#### [Short exercise]
Below are some records; return each one exactly.

#### [Data]
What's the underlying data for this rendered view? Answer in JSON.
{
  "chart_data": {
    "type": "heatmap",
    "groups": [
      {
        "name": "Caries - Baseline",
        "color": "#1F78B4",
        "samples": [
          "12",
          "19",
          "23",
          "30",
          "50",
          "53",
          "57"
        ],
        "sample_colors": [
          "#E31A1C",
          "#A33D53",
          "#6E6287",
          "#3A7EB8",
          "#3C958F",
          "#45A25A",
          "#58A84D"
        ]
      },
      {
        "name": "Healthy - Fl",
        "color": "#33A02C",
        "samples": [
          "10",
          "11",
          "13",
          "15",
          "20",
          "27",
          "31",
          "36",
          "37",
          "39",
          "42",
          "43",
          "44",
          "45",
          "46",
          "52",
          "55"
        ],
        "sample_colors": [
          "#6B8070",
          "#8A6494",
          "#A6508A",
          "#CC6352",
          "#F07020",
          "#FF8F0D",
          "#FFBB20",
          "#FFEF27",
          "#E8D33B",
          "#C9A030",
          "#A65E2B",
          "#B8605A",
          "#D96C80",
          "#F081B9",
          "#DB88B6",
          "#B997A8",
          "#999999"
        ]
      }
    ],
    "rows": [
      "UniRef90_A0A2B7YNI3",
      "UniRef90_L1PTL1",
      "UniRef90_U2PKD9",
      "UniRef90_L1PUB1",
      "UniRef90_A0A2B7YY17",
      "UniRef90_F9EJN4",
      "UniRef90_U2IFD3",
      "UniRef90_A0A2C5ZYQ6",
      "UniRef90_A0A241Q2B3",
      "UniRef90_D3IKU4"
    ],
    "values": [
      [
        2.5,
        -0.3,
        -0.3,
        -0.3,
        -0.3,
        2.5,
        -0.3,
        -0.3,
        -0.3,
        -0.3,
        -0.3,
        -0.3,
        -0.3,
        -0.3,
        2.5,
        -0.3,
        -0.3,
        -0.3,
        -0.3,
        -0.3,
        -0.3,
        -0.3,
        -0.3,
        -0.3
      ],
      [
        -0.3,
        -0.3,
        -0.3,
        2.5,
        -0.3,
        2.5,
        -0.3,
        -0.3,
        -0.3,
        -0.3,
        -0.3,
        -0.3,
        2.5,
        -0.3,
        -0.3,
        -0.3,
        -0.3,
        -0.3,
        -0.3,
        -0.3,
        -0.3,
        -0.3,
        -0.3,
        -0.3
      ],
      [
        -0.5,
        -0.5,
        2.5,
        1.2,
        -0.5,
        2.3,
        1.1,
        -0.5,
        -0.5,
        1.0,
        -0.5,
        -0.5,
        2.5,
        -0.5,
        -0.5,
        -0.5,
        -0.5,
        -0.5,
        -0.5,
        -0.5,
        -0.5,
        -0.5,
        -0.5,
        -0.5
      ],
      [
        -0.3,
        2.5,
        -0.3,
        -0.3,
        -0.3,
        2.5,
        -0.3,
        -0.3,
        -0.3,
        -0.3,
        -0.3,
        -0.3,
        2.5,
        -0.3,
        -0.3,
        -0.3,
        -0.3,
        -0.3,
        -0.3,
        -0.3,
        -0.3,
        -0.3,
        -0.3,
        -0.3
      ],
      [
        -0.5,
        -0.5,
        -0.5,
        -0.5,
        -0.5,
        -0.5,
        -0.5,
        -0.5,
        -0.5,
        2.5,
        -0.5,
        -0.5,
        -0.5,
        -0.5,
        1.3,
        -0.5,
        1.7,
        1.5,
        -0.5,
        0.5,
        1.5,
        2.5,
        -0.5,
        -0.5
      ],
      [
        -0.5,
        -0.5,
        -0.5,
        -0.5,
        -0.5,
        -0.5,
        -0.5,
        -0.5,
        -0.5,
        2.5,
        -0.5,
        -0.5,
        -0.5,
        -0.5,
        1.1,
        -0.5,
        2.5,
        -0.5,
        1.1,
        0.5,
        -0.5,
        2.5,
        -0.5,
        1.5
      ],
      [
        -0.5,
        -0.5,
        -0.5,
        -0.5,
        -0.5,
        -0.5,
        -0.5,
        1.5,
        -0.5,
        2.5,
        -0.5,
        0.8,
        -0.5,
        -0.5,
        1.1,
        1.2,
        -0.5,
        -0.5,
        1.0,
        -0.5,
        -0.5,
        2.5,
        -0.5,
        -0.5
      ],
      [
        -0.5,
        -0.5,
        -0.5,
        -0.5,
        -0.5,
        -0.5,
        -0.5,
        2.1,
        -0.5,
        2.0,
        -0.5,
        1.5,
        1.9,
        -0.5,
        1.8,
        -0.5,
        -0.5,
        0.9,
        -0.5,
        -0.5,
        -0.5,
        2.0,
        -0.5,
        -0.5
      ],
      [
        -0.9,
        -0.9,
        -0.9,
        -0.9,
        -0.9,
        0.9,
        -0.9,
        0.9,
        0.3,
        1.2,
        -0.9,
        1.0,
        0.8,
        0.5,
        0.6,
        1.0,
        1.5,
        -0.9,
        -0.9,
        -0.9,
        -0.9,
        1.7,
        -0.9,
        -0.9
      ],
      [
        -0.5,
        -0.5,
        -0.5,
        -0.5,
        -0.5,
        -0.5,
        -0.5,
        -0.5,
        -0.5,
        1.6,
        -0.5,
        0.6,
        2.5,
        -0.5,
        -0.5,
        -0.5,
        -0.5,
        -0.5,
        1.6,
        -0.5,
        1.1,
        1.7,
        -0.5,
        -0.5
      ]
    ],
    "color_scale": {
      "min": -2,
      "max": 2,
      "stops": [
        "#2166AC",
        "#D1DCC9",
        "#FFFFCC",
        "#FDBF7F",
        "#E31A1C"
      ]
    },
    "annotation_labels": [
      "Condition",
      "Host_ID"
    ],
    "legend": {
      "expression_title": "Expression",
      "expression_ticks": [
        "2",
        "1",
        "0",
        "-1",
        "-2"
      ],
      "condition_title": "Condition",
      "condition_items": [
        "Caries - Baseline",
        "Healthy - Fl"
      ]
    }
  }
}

#### [Written reply]
What's the underlying data for this rendered view? Answer in JSON.
{
  "chart_data": {
    "type": "heatmap",
    "groups": [
      {
        "name": "Caries - Baseline",
        "color": "#1F78B4",
        "samples": [
          "12",
          "19",
          "23",
          "30",
          "50",
          "53",
          "57"
        ],
        "sample_colors": [
          "#E31A1C",
          "#A33D53",
          "#6E6287",
          "#3A7EB8",
          "#3C958F",
          "#45A25A",
          "#58A84D"
        ]
      },
      {
        "name": "Healthy - Fl",
        "color": "#33A02C",
        "samples": [
          "10",
          "11",
          "13",
          "15",
          "20",
          "27",
          "31",
          "36",
          "37",
          "39",
          "42",
          "43",
          "44",
          "45",
          "46",
          "52",
          "55"
        ],
        "sample_colors": [
          "#6B8070",
          "#8A6494",
          "#A6508A",
          "#CC6352",
          "#F07020",
          "#FF8F0D",
          "#FFBB20",
          "#FFEF27",
          "#E8D33B",
          "#C9A030",
          "#A65E2B",
          "#B8605A",
          "#D96C80",
          "#F081B9",
          "#DB88B6",
          "#B997A8",
          "#999999"
        ]
      }
    ],
    "rows": [
      "UniRef90_A0A2B7YNI3",
      "UniRef90_L1PTL1",
      "UniRef90_U2PKD9",
      "UniRef90_L1PUB1",
      "UniRef90_A0A2B7YY17",
      "UniRef90_F9EJN4",
      "UniRef90_U2IFD3",
      "UniRef90_A0A2C5ZYQ6",
      "UniRef90_A0A241Q2B3",
      "UniRef90_D3IKU4"
    ],
    "values": [
      [
        2.5,
        -0.3,
        -0.3,
        -0.3,
        -0.3,
        2.5,
        -0.3,
        -0.3,
        -0.3,
        -0.3,
        -0.3,
        -0.3,
        -0.3,
        -0.3,
        2.5,
        -0.3,
        -0.3,
        -0.3,
        -0.3,
        -0.3,
        -0.3,
        -0.3,
        -0.3,
        -0.3
      ],
      [
        -0.3,
        -0.3,
        -0.3,
        2.5,
        -0.3,
        2.5,
        -0.3,
        -0.3,
        -0.3,
        -0.3,
        -0.3,
        -0.3,
        2.5,
        -0.3,
        -0.3,
        -0.3,
        -0.3,
        -0.3,
        -0.3,
        -0.3,
        -0.3,
        -0.3,
        -0.3,
        -0.3
      ],
      [
        -0.5,
        -0.5,
        2.5,
        1.2,
        -0.5,
        2.3,
        1.1,
        -0.5,
        -0.5,
        1.0,
        -0.5,
        -0.5,
        2.5,
        -0.5,
        -0.5,
        -0.5,
        -0.5,
        -0.5,
        -0.5,
        -0.5,
        -0.5,
        -0.5,
        -0.5,
        -0.5
      ],
      [
        -0.3,
        2.5,
        -0.3,
        -0.3,
        -0.3,
        2.5,
        -0.3,
        -0.3,
        -0.3,
        -0.3,
        -0.3,
        -0.3,
        2.5,
        -0.3,
        -0.3,
        -0.3,
        -0.3,
        -0.3,
        -0.3,
        -0.3,
        -0.3,
        -0.3,
        -0.3,
        -0.3
      ],
      [
        -0.5,
        -0.5,
        -0.5,
        -0.5,
        -0.5,
        -0.5,
        -0.5,
        -0.5,
        -0.5,
        2.5,
        -0.5,
        -0.5,
        -0.5,
        -0.5,
        1.3,
        -0.5,
        1.7,
        1.5,
        -0.5,
        0.5,
        1.5,
        2.5,
        -0.5,
        -0.5
      ],
      [
        -0.5,
        -0.5,
        -0.5,
        -0.5,
        -0.5,
        -0.5,
        -0.5,
        -0.5,
        -0.5,
        2.5,
        -0.5,
        -0.5,
        -0.5,
        -0.5,
        1.1,
        -0.5,
        2.5,
        -0.5,
        1.1,
        0.5,
        -0.5,
        2.5,
        -0.5,
        1.5
      ],
      [
        -0.5,
        -0.5,
        -0.5,
        -0.5,
        -0.5,
        -0.5,
        -0.5,
        1.5,
        -0.5,
        2.5,
        -0.5,
        0.8,
        -0.5,
        -0.5,
        1.1,
        1.2,
        -0.5,
        -0.5,
        1.0,
        -0.5,
        -0.5,
        2.5,
        -0.5,
        -0.5
      ],
      [
        -0.5,
        -0.5,
        -0.5,
        -0.5,
        -0.5,
        -0.5,
        -0.5,
        2.1,
        -0.5,
        2.0,
        -0.5,
        1.5,
        1.9,
        -0.5,
        1.8,
        -0.5,
        -0.5,
        0.9,
        -0.5,
        -0.5,
        -0.5,
        2.0,
        -0.5,
        -0.5
      ],
      [
        -0.9,
        -0.9,
        -0.9,
        -0.9,
        -0.9,
        0.9,
        -0.9,
        0.9,
        0.3,
        1.2,
        -0.9,
        1.0,
        0.8,
        0.5,
        0.6,
        1.0,
        1.5,
        -0.9,
        -0.9,
        -0.9,
        -0.9,
        1.7,
        -0.9,
        -0.9
      ],
      [
        -0.5,
        -0.5,
        -0.5,
        -0.5,
        -0.5,
        -0.5,
        -0.5,
        -0.5,
        -0.5,
        1.6,
        -0.5,
        0.6,
        2.5,
        -0.5,
        -0.5,
        -0.5,
        -0.5,
        -0.5,
        1.6,
        -0.5,
        1.1,
        1.7,
        -0.5,
        -0.5
      ]
    ],
    "color_scale": {
      "min": -2,
      "max": 2,
      "stops": [
        "#2166AC",
        "#D1DCC9",
        "#FFFFCC",
        "#FDBF7F",
        "#E31A1C"
      ]
    },
    "annotation_labels": [
      "Condition",
      "Host_ID"
    ],
    "legend": {
      "expression_title": "Expression",
      "expression_ticks": [
        "2",
        "1",
        "0",
        "-1",
        "-2"
      ],
      "condition_title": "Condition",
      "condition_items": [
        "Caries - Baseline",
        "Healthy - Fl"
      ]
    }
  }
}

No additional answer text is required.